**Set task:**
Locate every line below that contains the word "обеспечения" and copy it.

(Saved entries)
__________________________________________________

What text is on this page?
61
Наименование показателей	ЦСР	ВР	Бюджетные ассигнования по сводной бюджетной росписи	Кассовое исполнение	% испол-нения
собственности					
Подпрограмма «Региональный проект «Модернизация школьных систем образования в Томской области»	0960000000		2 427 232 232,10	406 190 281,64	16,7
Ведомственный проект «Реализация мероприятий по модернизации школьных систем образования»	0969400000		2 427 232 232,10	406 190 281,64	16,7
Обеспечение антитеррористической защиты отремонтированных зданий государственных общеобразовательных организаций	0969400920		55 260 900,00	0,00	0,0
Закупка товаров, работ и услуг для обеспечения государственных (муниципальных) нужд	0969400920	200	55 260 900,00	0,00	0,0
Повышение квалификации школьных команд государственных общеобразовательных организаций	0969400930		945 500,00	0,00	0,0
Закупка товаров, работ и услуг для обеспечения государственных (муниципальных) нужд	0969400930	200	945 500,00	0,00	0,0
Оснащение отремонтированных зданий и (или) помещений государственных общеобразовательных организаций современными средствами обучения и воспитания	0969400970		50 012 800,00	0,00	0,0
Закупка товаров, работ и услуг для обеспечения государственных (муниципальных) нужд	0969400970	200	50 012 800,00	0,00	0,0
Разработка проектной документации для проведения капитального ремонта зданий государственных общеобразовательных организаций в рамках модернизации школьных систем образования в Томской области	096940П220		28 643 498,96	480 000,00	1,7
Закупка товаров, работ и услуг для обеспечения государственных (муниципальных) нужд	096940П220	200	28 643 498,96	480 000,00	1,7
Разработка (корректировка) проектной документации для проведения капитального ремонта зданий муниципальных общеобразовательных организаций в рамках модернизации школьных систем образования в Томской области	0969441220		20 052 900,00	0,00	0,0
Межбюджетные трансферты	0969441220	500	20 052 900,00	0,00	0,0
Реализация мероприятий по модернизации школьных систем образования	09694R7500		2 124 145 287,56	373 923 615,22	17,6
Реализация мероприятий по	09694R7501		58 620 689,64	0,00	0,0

__________________________________________________

**Result for this exercise:**
Закупка товаров, работ и услуг для обеспечения государственных (муниципальных) нужд	0969400920	200	55 260 900,00	0,00	0,0
Закупка товаров, работ и услуг для обеспечения государственных (муниципальных) нужд	0969400930	200	945 500,00	0,00	0,0
Закупка товаров, работ и услуг для обеспечения государственных (муниципальных) нужд	0969400970	200	50 012 800,00	0,00	0,0
Закупка товаров, работ и услуг для обеспечения государственных (муниципальных) нужд	096940П220	200	28 643 498,96	480 000,00	1,7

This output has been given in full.